CHALLENGE —
State how many lines in the listing below contain the word "this". Reply with the number alone.

SUPPLIED RECORDS —
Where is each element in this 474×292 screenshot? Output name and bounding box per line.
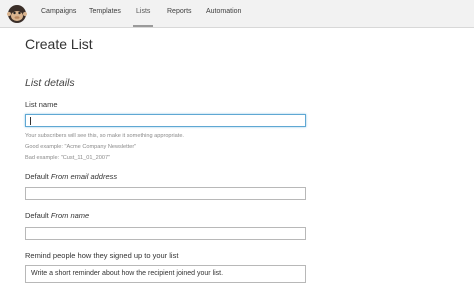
list-name-input[interactable] <box>25 114 306 127</box>
nav-item-campaigns[interactable]: Campaigns <box>41 8 76 15</box>
from-name-label: Default From name <box>25 211 90 220</box>
from-email-input[interactable] <box>25 187 306 200</box>
reminder-textarea[interactable]: Write a short reminder about how the rec… <box>25 265 306 283</box>
text-caret <box>30 117 31 125</box>
list-name-label: List name <box>25 100 58 109</box>
nav-item-reports[interactable]: Reports <box>167 8 192 15</box>
section-title: List details <box>25 77 75 89</box>
list-name-help: Your subscribers will see this, so make … <box>25 133 184 139</box>
good-example-text: Good example: "Acme Company Newsletter" <box>25 144 137 150</box>
nav-item-automation[interactable]: Automation <box>206 8 241 15</box>
from-email-label: Default From email address <box>25 172 118 181</box>
chimp-logo-icon[interactable] <box>6 2 28 24</box>
reminder-value: Write a short reminder about how the rec… <box>31 270 224 277</box>
active-tab-indicator <box>133 25 153 27</box>
nav-item-templates[interactable]: Templates <box>89 8 121 15</box>
page-title: Create List <box>25 36 93 52</box>
reminder-label: Remind people how they signed up to your… <box>25 251 179 260</box>
from-name-input[interactable] <box>25 227 306 240</box>
bad-example-text: Bad example: "Cust_11_01_2007" <box>25 155 111 161</box>
nav-item-lists[interactable]: Lists <box>136 8 150 15</box>
top-navigation-bar: Campaigns Templates Lists Reports Automa… <box>0 0 474 28</box>
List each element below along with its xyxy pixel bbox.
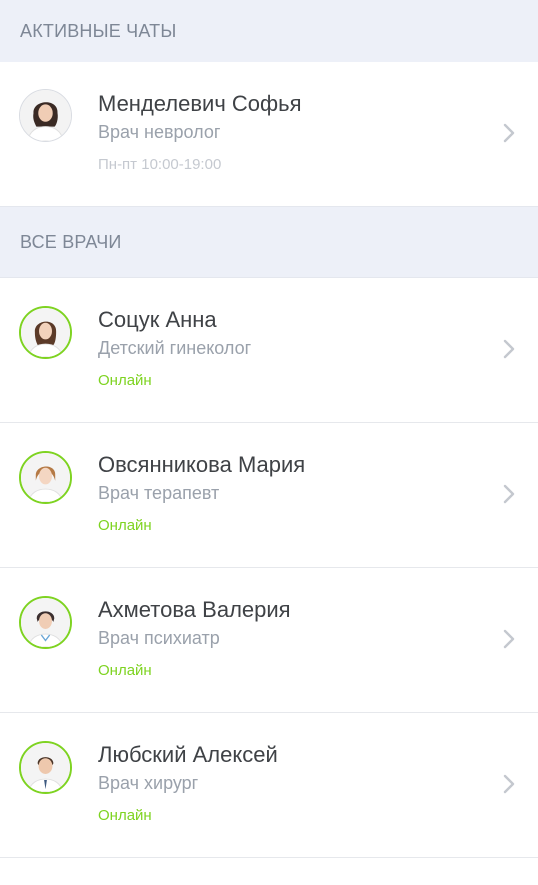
doctor-role: Врач психиатр	[98, 628, 220, 648]
doctor-row[interactable]: Соцук Анна Детский гинеколог Онлайн	[0, 278, 538, 423]
chevron-right-icon	[503, 629, 515, 649]
doctor-photo-icon	[21, 453, 70, 502]
doctor-row[interactable]: Любский Алексей Врач хирург Онлайн	[0, 713, 538, 858]
doctor-avatar	[19, 741, 72, 794]
online-status: Онлайн	[98, 372, 152, 389]
doctor-avatar	[19, 451, 72, 504]
doctor-role: Врач терапевт	[98, 483, 220, 503]
working-hours: Пн-пт 10:00-19:00	[98, 156, 222, 173]
doctor-avatar	[19, 596, 72, 649]
doctor-name: Менделевич Софья	[98, 91, 302, 116]
chevron-right-icon	[503, 774, 515, 794]
doctor-avatar	[19, 89, 72, 142]
doctor-photo-icon	[21, 743, 70, 792]
doctor-name: Любский Алексей	[98, 742, 278, 767]
doctor-role: Детский гинеколог	[98, 338, 252, 358]
section-header-active-chats: АКТИВНЫЕ ЧАТЫ	[0, 0, 538, 62]
doctor-avatar	[19, 306, 72, 359]
doctor-row[interactable]: Овсянникова Мария Врач терапевт Онлайн	[0, 423, 538, 568]
doctor-name: Ахметова Валерия	[98, 597, 291, 622]
active-chat-row[interactable]: Менделевич Софья Врач невролог Пн-пт 10:…	[0, 62, 538, 206]
chevron-right-icon	[503, 484, 515, 504]
online-status: Онлайн	[98, 807, 152, 824]
online-status: Онлайн	[98, 662, 152, 679]
section-header-all-doctors: ВСЕ ВРАЧИ	[0, 206, 538, 278]
chevron-right-icon	[503, 123, 515, 143]
doctor-name: Соцук Анна	[98, 307, 217, 332]
doctor-row[interactable]: Ахметова Валерия Врач психиатр Онлайн	[0, 568, 538, 713]
doctor-name: Овсянникова Мария	[98, 452, 306, 477]
doctor-role: Врач хирург	[98, 773, 199, 793]
chevron-right-icon	[503, 339, 515, 359]
online-status: Онлайн	[98, 517, 152, 534]
doctor-photo-icon	[21, 598, 70, 647]
doctor-photo-icon	[20, 90, 71, 141]
doctor-role: Врач невролог	[98, 122, 221, 142]
doctor-photo-icon	[21, 308, 70, 357]
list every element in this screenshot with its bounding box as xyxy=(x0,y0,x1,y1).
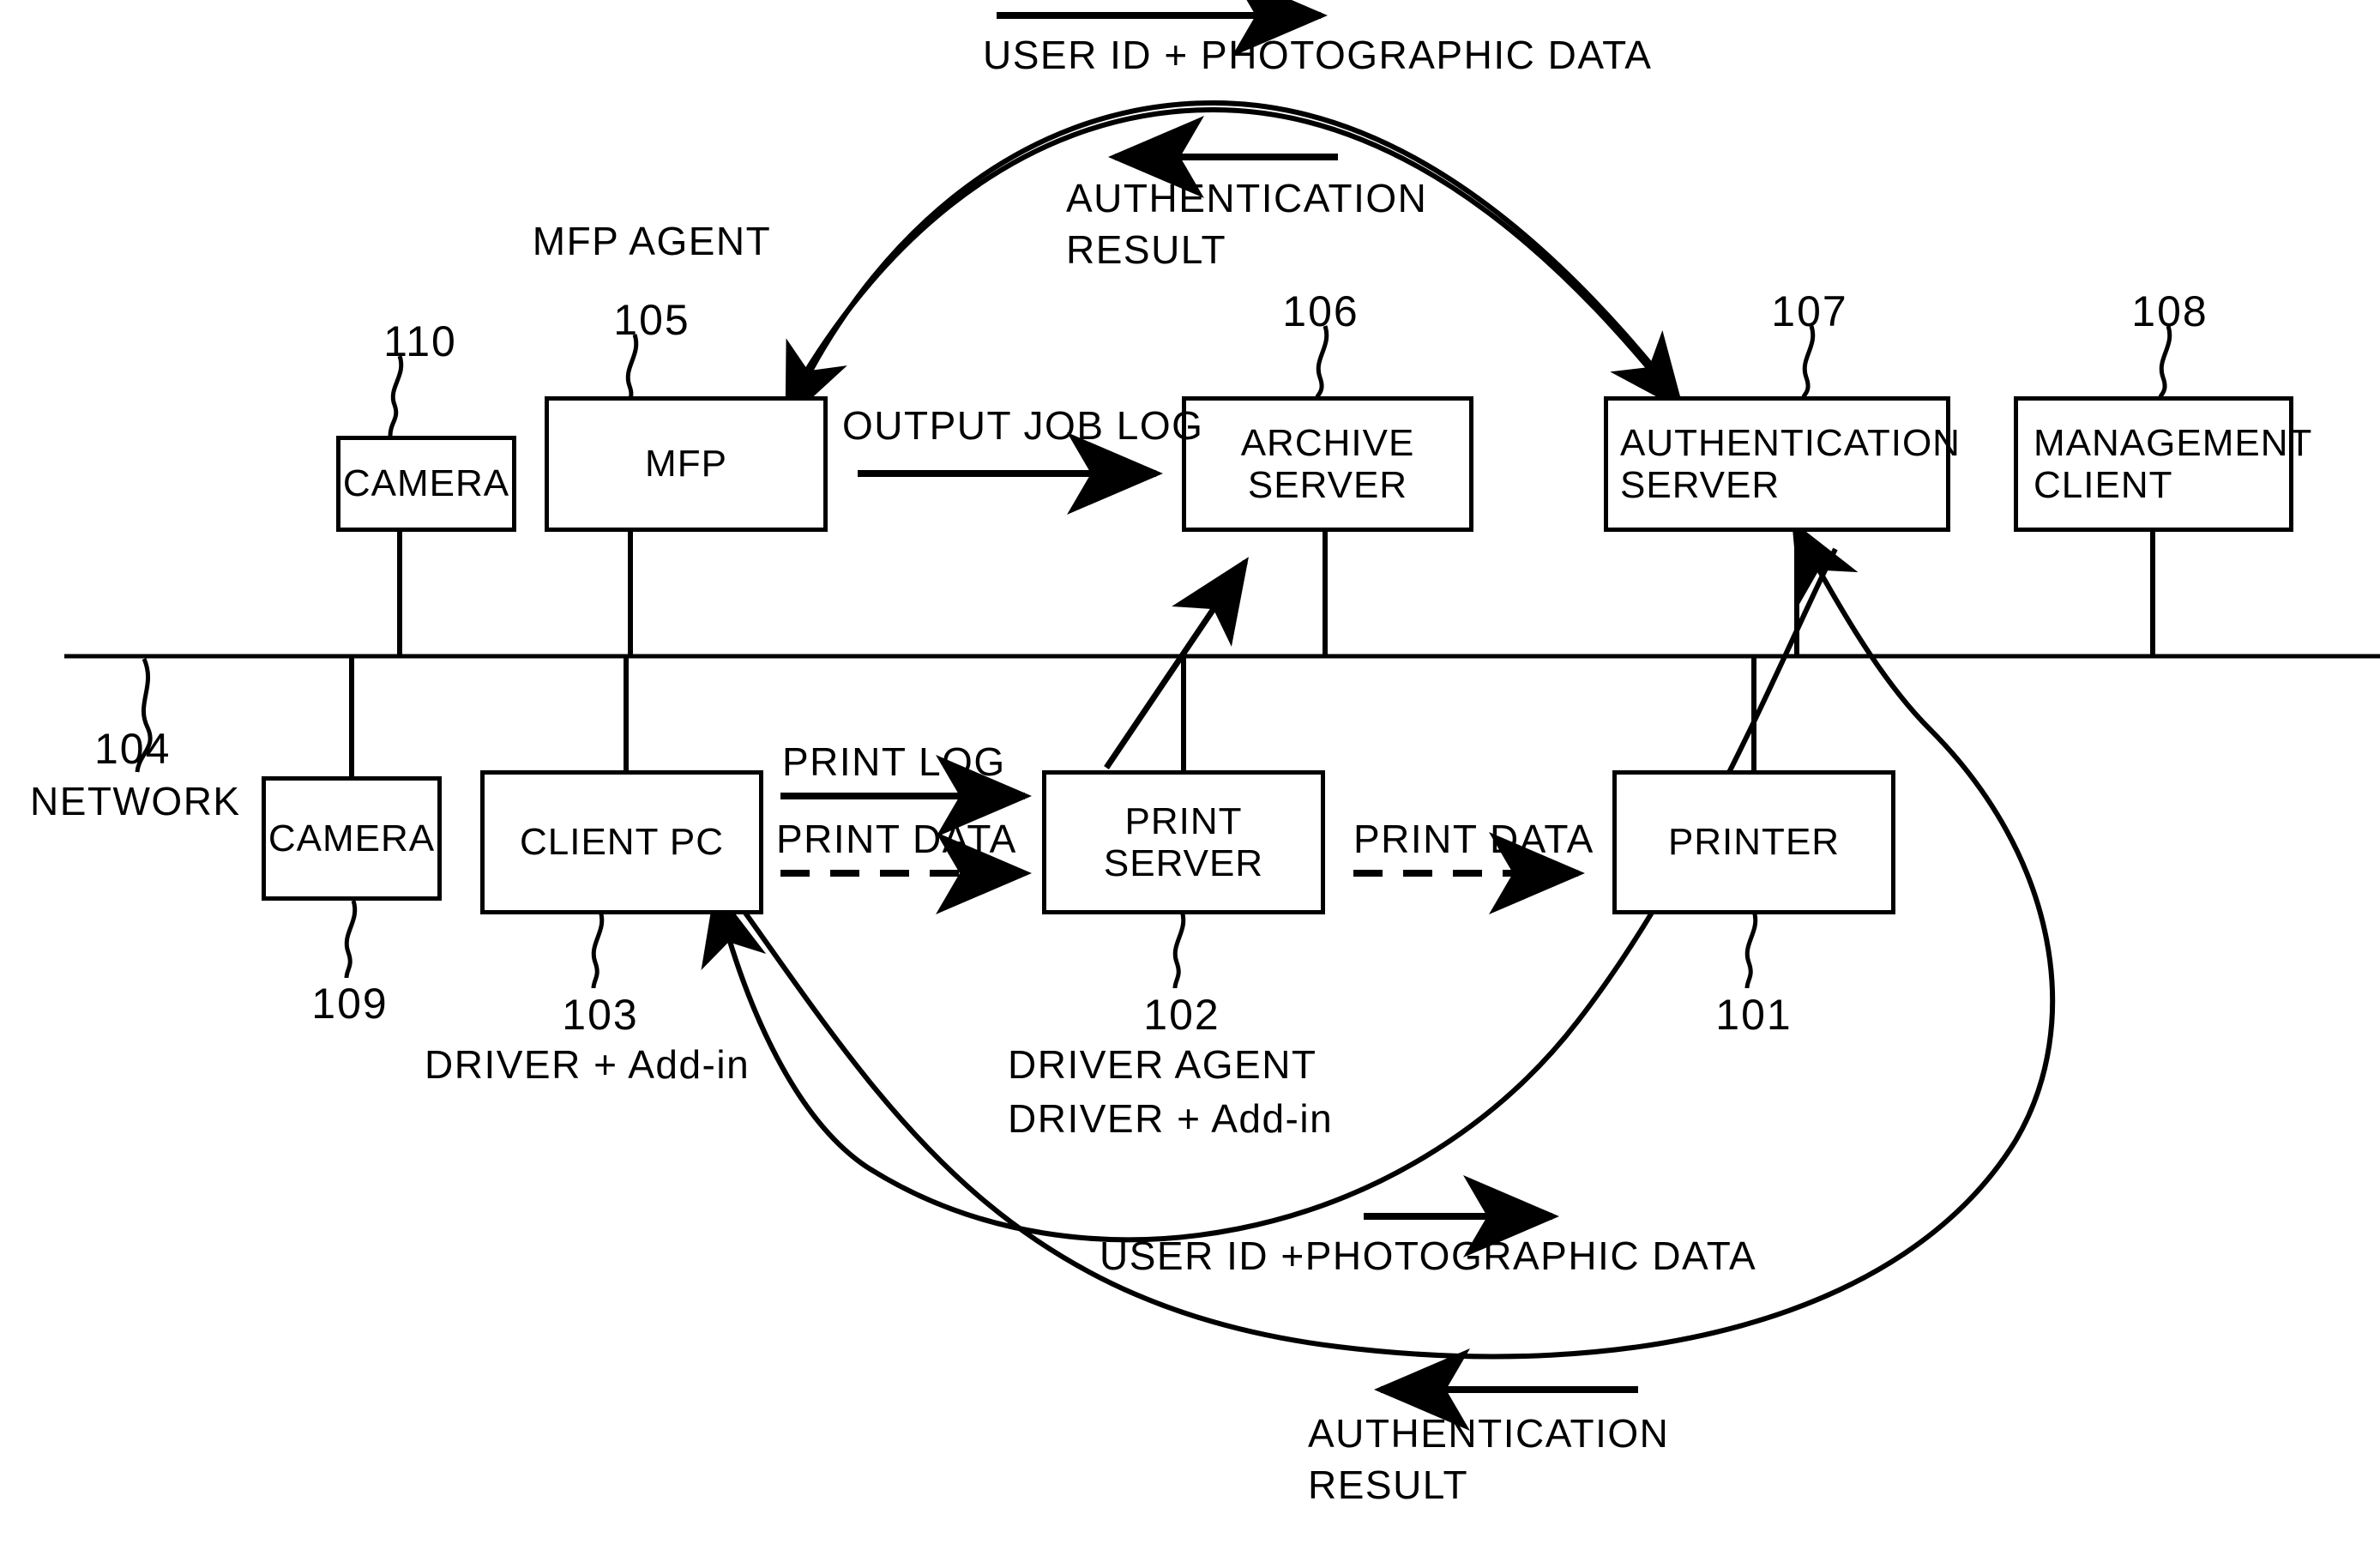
ref-number-104: 104 xyxy=(94,725,172,773)
node-label: MANAGEMENT xyxy=(2034,421,2313,464)
node-label: PRINTER xyxy=(1667,821,1841,864)
leader-110 xyxy=(388,355,404,437)
flow-label-print-data-printer: PRINT DATA xyxy=(1353,817,1594,861)
ref-number-103: 103 xyxy=(562,991,639,1039)
leader-101 xyxy=(1744,910,1758,989)
ref-number-108: 108 xyxy=(2131,287,2208,335)
leader-103 xyxy=(591,910,605,989)
node-label: CAMERA xyxy=(342,462,510,505)
ref-number-106: 106 xyxy=(1282,287,1359,335)
node-archive-server[interactable]: ARCHIVE SERVER xyxy=(1182,396,1473,532)
node-client-pc[interactable]: CLIENT PC xyxy=(480,770,763,914)
node-label: CLIENT PC xyxy=(519,821,725,864)
ref-number-107: 107 xyxy=(1771,287,1848,335)
flow-label-top-auth-result-line1: AUTHENTICATION xyxy=(1066,176,1428,220)
client-pc-driver-label: DRIVER + Add-in xyxy=(425,1042,750,1087)
node-label: MFP xyxy=(645,443,727,486)
node-label: CAMERA xyxy=(268,817,436,859)
flow-label-print-data-client: PRINT DATA xyxy=(776,817,1017,861)
flow-label-bottom-auth-result-line1: AUTHENTICATION xyxy=(1308,1411,1670,1456)
flow-label-print-log: PRINT LOG xyxy=(782,739,1006,784)
ref-number-105: 105 xyxy=(613,296,690,344)
arrow-print-server-to-archive xyxy=(1104,557,1249,769)
print-server-driver-agent-label: DRIVER AGENT xyxy=(1008,1042,1317,1087)
node-camera-top[interactable]: CAMERA xyxy=(336,436,516,532)
node-authentication-server[interactable]: AUTHENTICATION SERVER xyxy=(1604,396,1960,532)
node-management-client[interactable]: MANAGEMENT CLIENT xyxy=(2014,396,2311,532)
node-camera-bottom[interactable]: CAMERA xyxy=(262,776,442,901)
leader-102 xyxy=(1172,910,1186,989)
flow-label-bottom-auth-result-line2: RESULT xyxy=(1308,1463,1469,1507)
node-label: PRINT xyxy=(1124,799,1243,842)
arc-mfp-auth xyxy=(774,106,1684,426)
arc-auth-mfp xyxy=(785,100,1684,423)
network-label: NETWORK xyxy=(30,779,241,823)
loop-client-to-auth xyxy=(709,520,2056,1360)
flow-label-top-auth-result-line2: RESULT xyxy=(1066,227,1227,272)
leader-109 xyxy=(344,900,358,979)
ref-number-110: 110 xyxy=(383,317,457,365)
node-label: ARCHIVE xyxy=(1240,421,1415,464)
node-label: AUTHENTICATION xyxy=(1620,421,1961,464)
flow-label-top-user-id: USER ID + PHOTOGRAPHIC DATA xyxy=(983,33,1653,77)
node-mfp[interactable]: MFP xyxy=(545,396,828,532)
node-printer[interactable]: PRINTER xyxy=(1612,770,1895,914)
node-print-server[interactable]: PRINT SERVER xyxy=(1042,770,1325,914)
print-server-driver-label: DRIVER + Add-in xyxy=(1008,1096,1334,1141)
node-label: SERVER xyxy=(1620,464,1780,506)
ref-number-102: 102 xyxy=(1143,991,1220,1039)
ref-number-101: 101 xyxy=(1715,991,1793,1039)
node-label: SERVER xyxy=(1103,842,1264,884)
node-label: CLIENT xyxy=(2034,464,2173,506)
ref-number-109: 109 xyxy=(311,980,389,1028)
flow-label-output-job-log: OUTPUT JOB LOG xyxy=(842,403,1204,448)
diagram-canvas: CAMERA MFP ARCHIVE SERVER AUTHENTICATION… xyxy=(0,0,2380,1550)
flow-label-bottom-user-id: USER ID +PHOTOGRAPHIC DATA xyxy=(1100,1233,1757,1278)
node-label: SERVER xyxy=(1247,464,1408,506)
mfp-agent-label: MFP AGENT xyxy=(532,219,772,263)
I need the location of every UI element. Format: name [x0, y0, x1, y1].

EXPECTED OUTPUT —
3